::: Selected passage :::

The HTML that says no - Joi Ito's pitch for a theft-free web
jimbarter
...am I missing the point? #
Posted Friday 30th January 2009 14:38 GMT

...what's to stop me writting my own web browser, which ignores these restrictions, and then 'sharing' that?
...Or just use the one I've already got?
/pirate, cos well - I must be one, i use an unrestricted browser and will continue to do so, Yarrr.
Francis Fish
DRM is DRM #
Posted Friday 30th January 2009 14:38 GMT

This eejit needs to read Core Doctrow's "content", it's even a free download, and understand why it won't work. We need a different licensing mechanism as per every technological shift since the piano roll was invented. It's not hard to understand.
http://craphound.com/content/
hikaricore
not #
Posted Friday 30th January 2009 14:38 GMT

gonna happen
W
Software #
Posted Friday 30th January 2009 14:38 GMT
I watched the re-run of the Bill Gates Money program the other day and a quote in a clip of him from the early 90s-ish stuck in my mind. To paraphrase:
"It's software! We can do anything!"
If it is being piped onto my machine and is being displayed on a screen, it can be copied, stored, retireved, manipulated and distributed.
It's impossible to stop it.
There will always be software that can undo/prevent whatever some other software is attempting to obfuscate.
Colin Millar
Trollers wet dream #
Posted Friday 30th January 2009 14:38 GMT

"If you have copyright attributes associated with everything, mightn't it make sense for you to want to protect that association?"
Mightn't it? It makes no sense if you don't. The whole exercise would be pointless.
If people think that the patent system is a trollers and squatters paradise wait till you see the rush to grab web objects.
Look people - if the multi-million dollar music and movie businesses can't work out how to sell shit to their market we don't all have an obligation to help them out.
Steven Dick
Huh? #
Posted Friday 30th January 2009 14:38 GMT

It automatically manages what rights you have in manipulating a digital resource? How is that not DRM (Digital Rights Management)?
Am I missing something obvious?
Vladimir Plouzhnikov
Oh, yes #
Posted Friday 30th January 2009 15:28 GMT
And the light of the Emperor will shine upon all 8 corners of the world.
The dream of all fascists, communists, pigopolists and Jacqui Smith.
Ken Hagan
Quite astonishing... #
Posted Friday 30th January 2009 15:28 GMT
...that a grown adult could have the cheek to inflict such a naive piece of pish on an audience.

::: Provided material :::

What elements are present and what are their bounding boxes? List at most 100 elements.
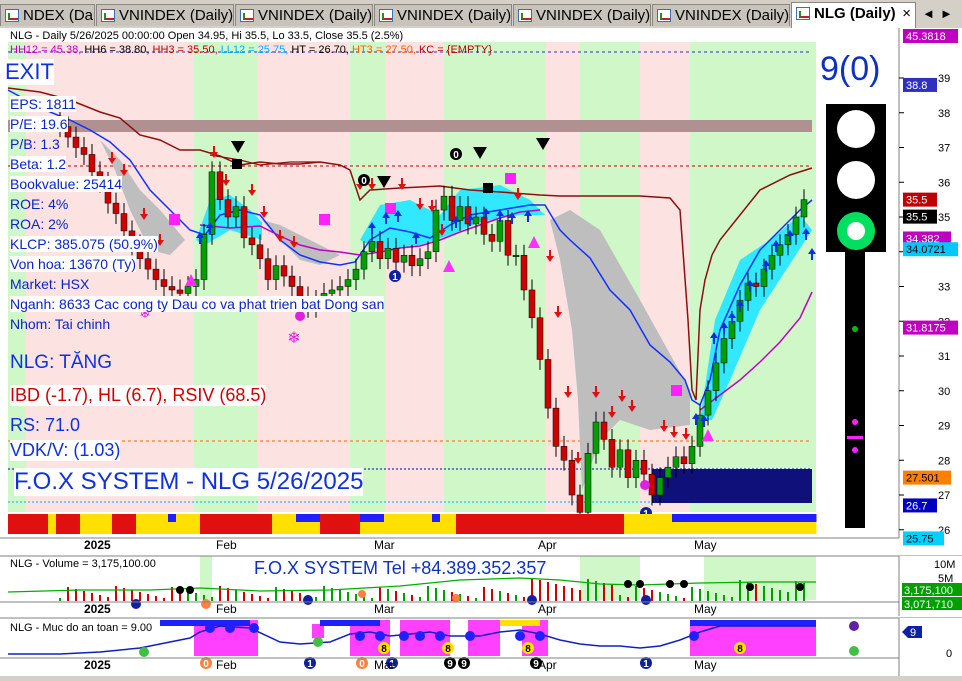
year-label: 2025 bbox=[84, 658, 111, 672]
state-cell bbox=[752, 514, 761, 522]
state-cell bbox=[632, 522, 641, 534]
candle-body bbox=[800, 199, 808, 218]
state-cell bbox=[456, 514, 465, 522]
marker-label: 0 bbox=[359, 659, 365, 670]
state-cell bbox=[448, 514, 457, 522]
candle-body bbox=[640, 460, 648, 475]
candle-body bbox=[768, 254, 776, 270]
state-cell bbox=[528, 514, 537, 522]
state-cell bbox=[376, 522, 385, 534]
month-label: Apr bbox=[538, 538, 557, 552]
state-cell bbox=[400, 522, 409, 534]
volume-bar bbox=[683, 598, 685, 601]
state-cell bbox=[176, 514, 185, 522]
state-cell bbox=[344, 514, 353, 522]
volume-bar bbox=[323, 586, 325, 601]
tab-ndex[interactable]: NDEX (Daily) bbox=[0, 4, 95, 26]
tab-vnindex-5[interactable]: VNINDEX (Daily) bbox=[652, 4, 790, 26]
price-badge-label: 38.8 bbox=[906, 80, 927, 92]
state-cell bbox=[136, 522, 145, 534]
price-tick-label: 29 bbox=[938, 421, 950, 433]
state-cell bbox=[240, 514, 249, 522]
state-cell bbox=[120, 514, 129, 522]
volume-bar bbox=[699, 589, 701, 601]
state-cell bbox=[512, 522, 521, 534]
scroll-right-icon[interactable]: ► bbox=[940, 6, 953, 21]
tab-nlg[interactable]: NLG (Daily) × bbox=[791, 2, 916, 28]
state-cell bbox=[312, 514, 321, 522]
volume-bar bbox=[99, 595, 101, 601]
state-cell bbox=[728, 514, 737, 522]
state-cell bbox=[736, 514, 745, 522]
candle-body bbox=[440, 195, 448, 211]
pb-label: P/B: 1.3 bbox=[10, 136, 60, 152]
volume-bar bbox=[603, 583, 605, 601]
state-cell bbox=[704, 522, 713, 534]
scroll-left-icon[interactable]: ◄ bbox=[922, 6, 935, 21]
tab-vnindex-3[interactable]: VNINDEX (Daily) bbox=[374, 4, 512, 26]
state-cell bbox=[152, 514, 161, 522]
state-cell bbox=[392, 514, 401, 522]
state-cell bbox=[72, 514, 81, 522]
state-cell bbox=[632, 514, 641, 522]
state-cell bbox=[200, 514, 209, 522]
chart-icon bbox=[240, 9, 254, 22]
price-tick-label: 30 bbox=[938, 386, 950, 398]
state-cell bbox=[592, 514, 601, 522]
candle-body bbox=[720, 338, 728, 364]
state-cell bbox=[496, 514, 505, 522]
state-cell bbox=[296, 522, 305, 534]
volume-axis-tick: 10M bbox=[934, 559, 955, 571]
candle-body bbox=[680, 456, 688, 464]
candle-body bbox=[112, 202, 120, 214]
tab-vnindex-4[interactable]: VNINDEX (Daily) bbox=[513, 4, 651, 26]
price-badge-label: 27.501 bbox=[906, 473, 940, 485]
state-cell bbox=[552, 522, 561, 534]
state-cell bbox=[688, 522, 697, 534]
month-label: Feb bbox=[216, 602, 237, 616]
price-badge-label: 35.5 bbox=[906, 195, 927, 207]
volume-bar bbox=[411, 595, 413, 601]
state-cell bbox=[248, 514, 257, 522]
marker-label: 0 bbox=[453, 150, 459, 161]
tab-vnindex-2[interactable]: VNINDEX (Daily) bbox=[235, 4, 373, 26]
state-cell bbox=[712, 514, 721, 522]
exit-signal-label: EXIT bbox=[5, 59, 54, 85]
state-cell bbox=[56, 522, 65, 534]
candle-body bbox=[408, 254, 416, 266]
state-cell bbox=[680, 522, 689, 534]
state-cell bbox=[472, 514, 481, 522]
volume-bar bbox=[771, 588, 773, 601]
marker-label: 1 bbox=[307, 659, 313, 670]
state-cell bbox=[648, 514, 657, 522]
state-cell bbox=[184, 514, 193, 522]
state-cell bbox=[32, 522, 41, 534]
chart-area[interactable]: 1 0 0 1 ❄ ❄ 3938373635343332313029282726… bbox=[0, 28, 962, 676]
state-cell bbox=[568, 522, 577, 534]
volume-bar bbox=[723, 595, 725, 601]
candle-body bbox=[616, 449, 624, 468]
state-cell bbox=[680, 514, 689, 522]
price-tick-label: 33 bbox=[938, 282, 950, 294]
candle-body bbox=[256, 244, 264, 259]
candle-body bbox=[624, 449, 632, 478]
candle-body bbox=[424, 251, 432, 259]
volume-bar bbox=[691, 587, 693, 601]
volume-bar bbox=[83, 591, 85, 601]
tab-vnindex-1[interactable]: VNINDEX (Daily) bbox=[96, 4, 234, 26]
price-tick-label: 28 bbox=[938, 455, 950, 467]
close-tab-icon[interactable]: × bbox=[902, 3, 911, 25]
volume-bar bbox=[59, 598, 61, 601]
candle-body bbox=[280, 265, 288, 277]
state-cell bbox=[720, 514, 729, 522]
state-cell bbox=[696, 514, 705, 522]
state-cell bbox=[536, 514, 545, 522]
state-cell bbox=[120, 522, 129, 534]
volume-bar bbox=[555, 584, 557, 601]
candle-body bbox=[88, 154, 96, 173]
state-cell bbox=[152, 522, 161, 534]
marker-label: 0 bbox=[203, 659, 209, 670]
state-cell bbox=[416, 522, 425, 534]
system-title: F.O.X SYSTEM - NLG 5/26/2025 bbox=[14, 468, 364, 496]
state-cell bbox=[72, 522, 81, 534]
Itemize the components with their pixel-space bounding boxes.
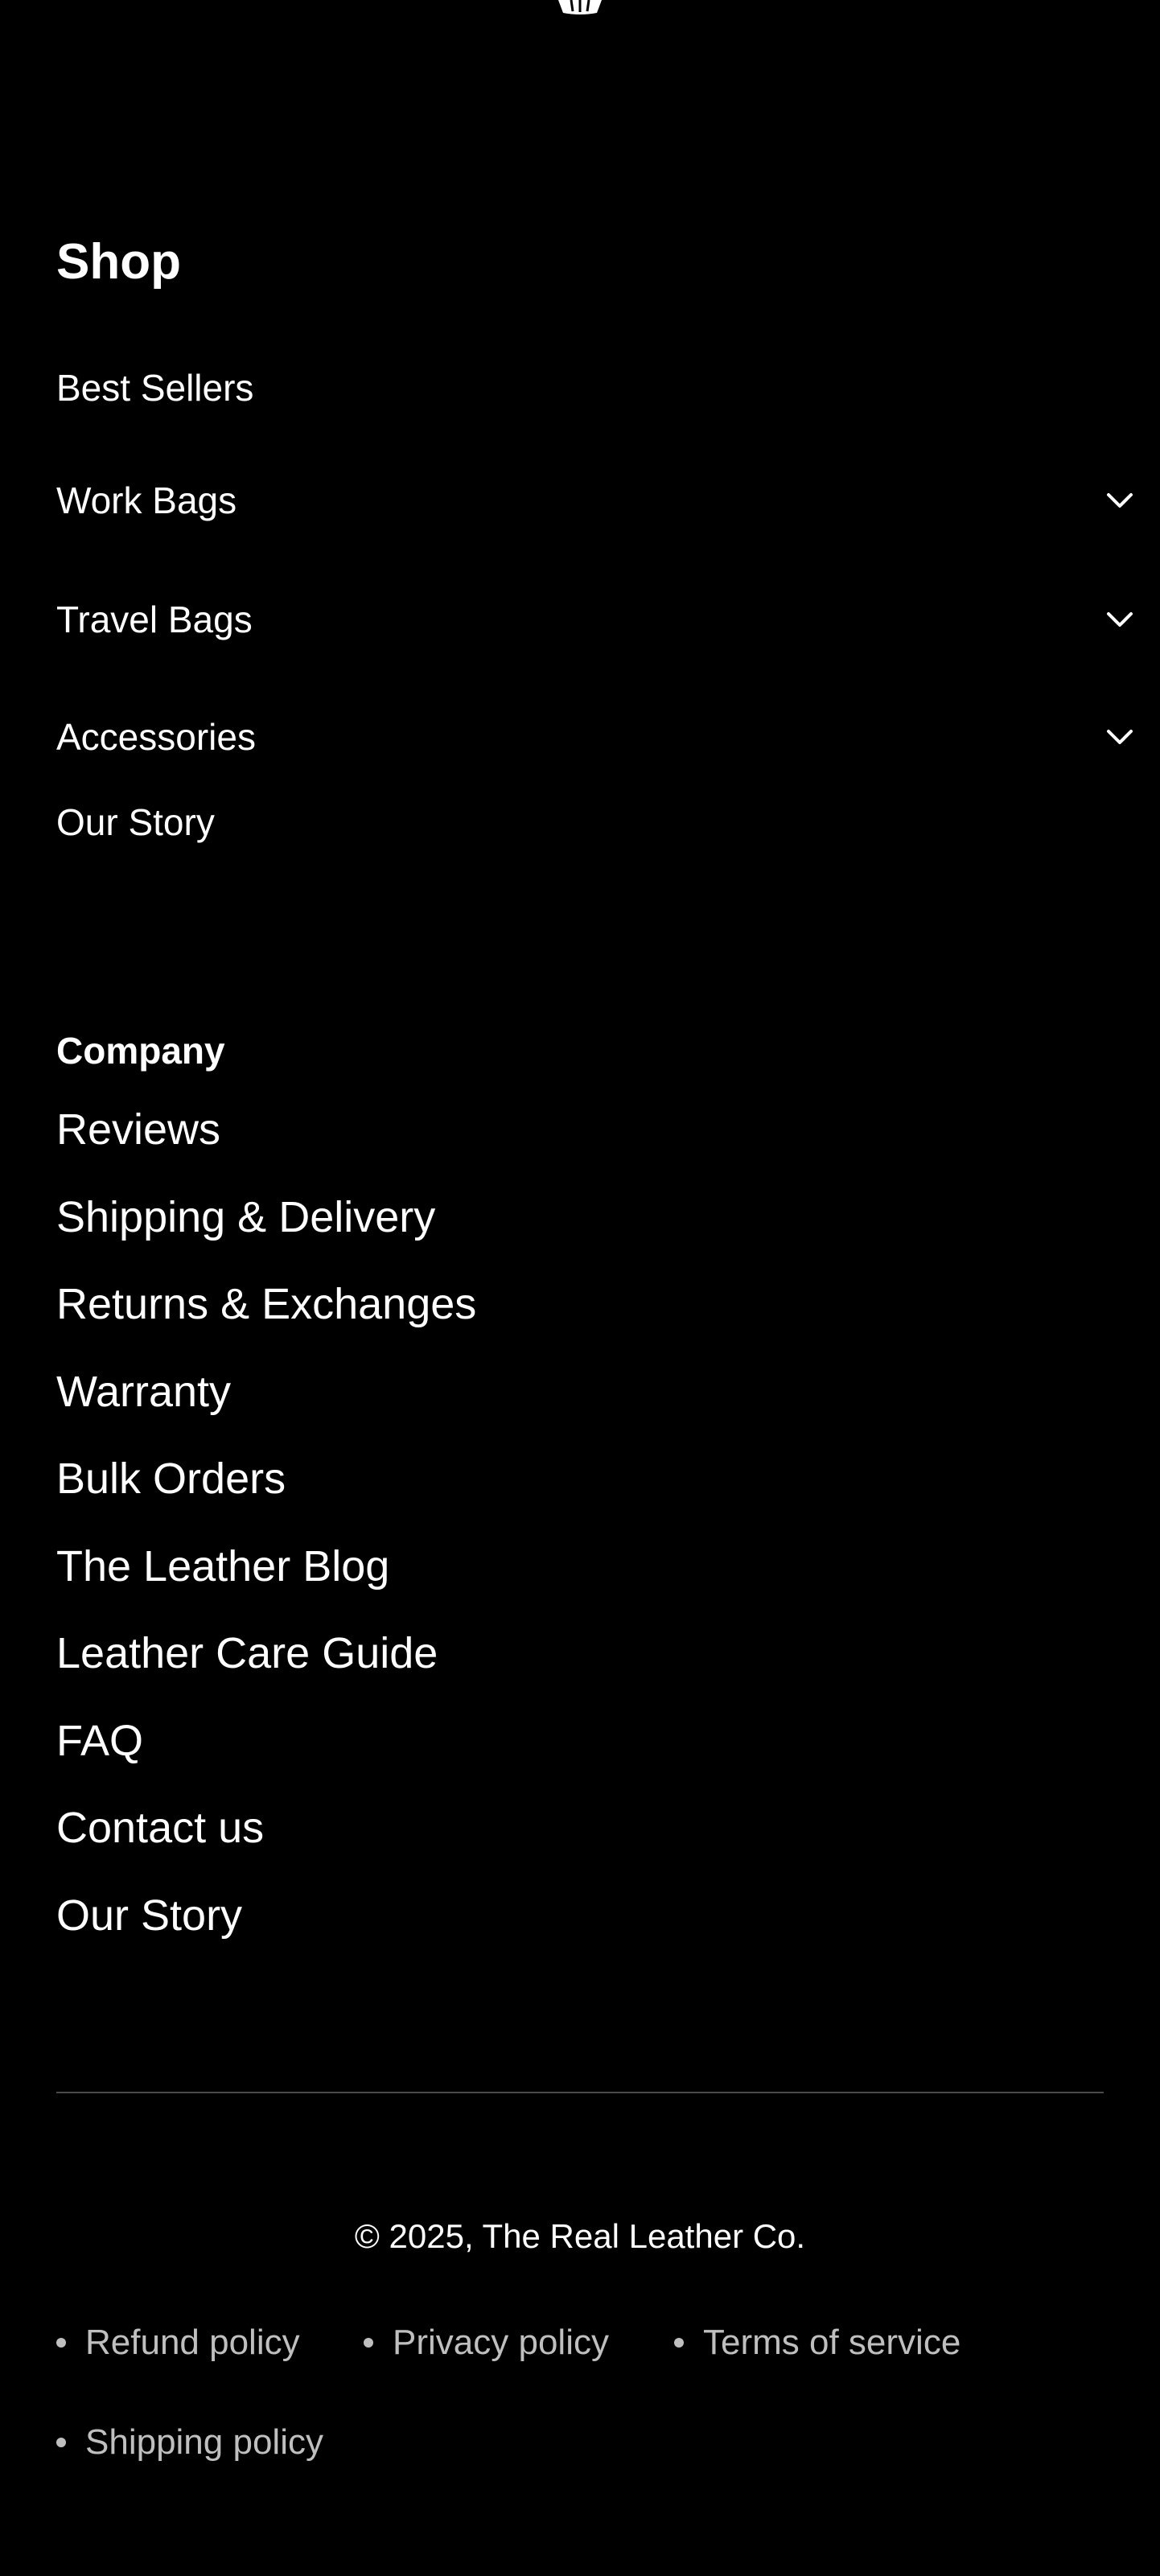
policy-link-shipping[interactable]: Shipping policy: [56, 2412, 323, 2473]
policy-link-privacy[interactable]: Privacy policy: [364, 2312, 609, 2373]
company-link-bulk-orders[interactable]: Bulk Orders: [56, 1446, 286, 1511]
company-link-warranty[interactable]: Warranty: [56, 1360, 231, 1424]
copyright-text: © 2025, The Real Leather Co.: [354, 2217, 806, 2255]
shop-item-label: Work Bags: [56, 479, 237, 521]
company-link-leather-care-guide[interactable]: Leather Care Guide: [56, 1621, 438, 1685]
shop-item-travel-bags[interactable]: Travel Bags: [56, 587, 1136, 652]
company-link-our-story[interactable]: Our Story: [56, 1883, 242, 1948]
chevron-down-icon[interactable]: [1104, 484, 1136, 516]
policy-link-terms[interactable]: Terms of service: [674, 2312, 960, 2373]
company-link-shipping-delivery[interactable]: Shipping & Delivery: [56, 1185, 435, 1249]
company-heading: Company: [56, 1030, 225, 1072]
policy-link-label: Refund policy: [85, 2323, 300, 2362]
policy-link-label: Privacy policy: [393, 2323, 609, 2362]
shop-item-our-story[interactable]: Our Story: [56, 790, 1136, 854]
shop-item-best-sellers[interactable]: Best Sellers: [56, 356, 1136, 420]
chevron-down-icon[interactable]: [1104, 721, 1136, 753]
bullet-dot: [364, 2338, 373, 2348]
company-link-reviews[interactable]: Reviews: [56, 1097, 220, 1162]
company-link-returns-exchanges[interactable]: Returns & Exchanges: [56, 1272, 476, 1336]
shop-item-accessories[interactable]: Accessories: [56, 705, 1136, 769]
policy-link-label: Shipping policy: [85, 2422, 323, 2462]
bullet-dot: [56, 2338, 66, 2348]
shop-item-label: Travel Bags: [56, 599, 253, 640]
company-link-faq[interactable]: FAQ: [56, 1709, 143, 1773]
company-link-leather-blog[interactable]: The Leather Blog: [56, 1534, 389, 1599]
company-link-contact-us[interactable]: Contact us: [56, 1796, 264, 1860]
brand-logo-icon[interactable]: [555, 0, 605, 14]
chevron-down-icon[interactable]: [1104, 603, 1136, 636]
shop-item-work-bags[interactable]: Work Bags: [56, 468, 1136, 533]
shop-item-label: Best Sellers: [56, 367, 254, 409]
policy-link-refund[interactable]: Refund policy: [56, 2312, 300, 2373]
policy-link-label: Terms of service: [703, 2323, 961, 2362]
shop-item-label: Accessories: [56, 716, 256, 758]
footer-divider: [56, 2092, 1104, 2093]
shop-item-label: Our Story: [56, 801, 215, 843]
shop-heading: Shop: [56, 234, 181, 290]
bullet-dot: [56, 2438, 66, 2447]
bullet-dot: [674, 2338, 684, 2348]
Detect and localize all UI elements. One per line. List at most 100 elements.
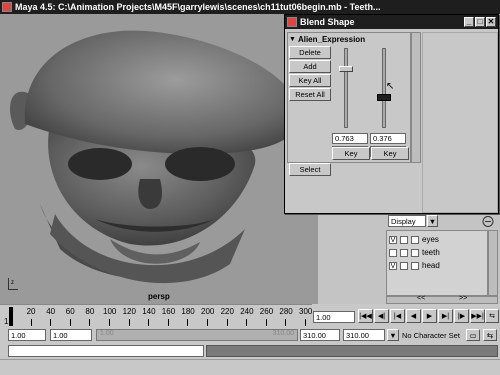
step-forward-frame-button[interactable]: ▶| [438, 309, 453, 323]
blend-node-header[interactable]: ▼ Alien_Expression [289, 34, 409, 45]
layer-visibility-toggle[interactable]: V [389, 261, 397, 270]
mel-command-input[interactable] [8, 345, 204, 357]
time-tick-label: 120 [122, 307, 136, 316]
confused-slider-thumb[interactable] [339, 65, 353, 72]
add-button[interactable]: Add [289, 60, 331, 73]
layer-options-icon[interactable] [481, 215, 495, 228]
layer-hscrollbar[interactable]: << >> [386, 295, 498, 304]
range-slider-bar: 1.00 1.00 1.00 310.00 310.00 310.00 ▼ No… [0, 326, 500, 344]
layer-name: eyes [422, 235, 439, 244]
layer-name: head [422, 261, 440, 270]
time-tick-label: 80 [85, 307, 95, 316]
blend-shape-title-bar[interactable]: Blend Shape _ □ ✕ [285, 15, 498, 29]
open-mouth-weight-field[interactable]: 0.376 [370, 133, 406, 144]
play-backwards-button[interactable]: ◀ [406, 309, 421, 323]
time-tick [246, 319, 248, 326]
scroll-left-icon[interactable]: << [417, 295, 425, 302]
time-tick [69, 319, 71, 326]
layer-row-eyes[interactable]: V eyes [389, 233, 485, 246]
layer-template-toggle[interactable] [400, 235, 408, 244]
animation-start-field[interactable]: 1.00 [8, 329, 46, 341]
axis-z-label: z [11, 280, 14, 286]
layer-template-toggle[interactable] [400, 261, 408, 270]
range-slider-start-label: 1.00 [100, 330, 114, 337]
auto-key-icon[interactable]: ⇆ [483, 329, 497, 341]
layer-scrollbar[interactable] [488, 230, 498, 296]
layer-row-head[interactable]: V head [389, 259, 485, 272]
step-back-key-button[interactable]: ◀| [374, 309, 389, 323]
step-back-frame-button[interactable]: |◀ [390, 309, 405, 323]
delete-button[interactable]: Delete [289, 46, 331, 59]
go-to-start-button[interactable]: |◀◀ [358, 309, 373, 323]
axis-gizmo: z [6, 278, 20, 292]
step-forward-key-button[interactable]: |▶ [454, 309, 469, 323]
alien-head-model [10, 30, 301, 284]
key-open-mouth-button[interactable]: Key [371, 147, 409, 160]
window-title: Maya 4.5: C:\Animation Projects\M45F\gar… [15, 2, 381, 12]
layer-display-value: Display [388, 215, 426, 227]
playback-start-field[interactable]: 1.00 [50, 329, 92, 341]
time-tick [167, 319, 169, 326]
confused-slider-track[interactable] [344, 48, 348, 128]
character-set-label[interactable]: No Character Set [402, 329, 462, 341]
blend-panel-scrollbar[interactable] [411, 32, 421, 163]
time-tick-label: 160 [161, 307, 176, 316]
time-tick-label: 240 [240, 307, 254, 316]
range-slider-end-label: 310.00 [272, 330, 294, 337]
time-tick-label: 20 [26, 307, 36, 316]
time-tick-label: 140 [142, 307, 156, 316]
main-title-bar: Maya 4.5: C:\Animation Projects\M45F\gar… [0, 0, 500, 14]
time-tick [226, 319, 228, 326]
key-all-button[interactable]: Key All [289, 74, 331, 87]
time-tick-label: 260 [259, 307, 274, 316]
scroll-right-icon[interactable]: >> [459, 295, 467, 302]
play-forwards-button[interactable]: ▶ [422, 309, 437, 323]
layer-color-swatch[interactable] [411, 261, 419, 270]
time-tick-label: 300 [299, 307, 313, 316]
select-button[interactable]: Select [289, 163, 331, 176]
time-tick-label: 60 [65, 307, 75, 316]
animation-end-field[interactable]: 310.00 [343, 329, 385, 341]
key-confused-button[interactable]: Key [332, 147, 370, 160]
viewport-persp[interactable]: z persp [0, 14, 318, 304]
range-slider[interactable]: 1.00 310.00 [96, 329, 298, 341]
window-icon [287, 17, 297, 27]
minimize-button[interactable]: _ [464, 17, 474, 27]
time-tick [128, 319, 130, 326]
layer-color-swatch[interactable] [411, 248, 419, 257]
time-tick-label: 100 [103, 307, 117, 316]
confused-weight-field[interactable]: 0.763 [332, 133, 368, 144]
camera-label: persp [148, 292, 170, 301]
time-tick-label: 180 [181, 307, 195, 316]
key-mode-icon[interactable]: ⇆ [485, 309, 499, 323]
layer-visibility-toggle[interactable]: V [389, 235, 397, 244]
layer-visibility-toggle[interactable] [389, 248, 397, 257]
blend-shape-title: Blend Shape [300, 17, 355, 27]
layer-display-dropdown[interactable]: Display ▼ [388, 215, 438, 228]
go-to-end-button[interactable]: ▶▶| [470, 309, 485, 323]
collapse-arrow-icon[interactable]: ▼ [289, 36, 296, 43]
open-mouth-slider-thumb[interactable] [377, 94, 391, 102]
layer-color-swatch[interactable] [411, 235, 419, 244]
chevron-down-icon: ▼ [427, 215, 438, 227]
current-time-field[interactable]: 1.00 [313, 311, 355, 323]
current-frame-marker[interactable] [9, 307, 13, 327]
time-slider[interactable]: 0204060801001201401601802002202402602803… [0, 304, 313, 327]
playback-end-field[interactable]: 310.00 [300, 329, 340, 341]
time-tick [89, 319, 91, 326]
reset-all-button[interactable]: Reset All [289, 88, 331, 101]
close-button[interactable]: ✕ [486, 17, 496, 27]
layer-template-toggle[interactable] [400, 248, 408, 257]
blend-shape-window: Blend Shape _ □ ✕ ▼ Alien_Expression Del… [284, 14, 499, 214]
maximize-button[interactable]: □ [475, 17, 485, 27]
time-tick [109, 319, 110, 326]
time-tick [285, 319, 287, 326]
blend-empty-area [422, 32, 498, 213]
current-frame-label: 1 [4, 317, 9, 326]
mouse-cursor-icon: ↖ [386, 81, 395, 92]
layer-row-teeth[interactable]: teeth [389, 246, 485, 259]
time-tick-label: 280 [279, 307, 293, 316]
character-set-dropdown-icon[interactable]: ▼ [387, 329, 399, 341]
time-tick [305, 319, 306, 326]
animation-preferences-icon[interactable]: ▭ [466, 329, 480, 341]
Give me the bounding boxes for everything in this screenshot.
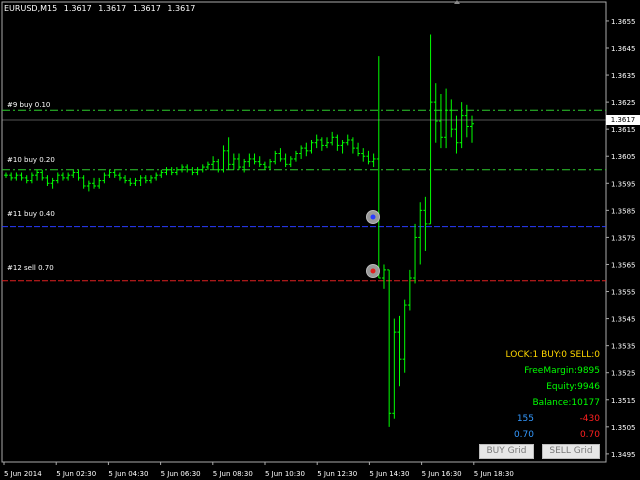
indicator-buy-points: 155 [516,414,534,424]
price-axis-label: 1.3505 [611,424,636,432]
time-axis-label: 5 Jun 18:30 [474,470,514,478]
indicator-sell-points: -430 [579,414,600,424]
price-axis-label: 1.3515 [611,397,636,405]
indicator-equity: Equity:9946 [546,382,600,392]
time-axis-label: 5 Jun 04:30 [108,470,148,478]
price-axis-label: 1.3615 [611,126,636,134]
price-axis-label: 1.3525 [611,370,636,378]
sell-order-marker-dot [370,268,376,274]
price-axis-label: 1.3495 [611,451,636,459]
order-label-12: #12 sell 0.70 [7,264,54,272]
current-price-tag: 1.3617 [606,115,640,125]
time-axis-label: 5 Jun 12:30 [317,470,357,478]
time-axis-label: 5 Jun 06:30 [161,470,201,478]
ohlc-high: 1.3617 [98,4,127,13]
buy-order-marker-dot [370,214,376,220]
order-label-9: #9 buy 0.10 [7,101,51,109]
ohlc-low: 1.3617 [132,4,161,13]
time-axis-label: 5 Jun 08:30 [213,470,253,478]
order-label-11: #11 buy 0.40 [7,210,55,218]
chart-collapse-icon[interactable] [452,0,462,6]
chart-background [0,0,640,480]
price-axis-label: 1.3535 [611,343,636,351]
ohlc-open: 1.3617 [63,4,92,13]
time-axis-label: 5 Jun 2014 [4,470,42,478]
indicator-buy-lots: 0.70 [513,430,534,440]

:::

Exercises:
1. In the comment thread, what does Francis Fish say has been needed with every technological shift since the piano roll was invented?
2. Please transcribe a part of the comment thread, beginning at the words "If it is being" and stopping after "help them out.".

The responses:
1. A different licensing mechanism.

2.
If it is being piped onto my machine and is being displayed on a screen, it can be copied, stored, retireved, manipulated and distributed.
It's impossible to stop it.
There will always be software that can undo/prevent whatever some other software is attempting to obfuscate.
Colin Millar
Trollers wet dream #
Posted Friday 30th January 2009 14:38 GMT

"If you have copyright attributes associated with everything, mightn't it make sense for you to want to protect that association?"
Mightn't it? It makes no sense if you don't. The whole exercise would be pointless.
If people think that the patent system is a trollers and squatters paradise wait till you see the rush to grab web objects.
Look people - if the multi-million dollar music and movie businesses can't work out how to sell shit to their market we don't all have an obligation to help them out.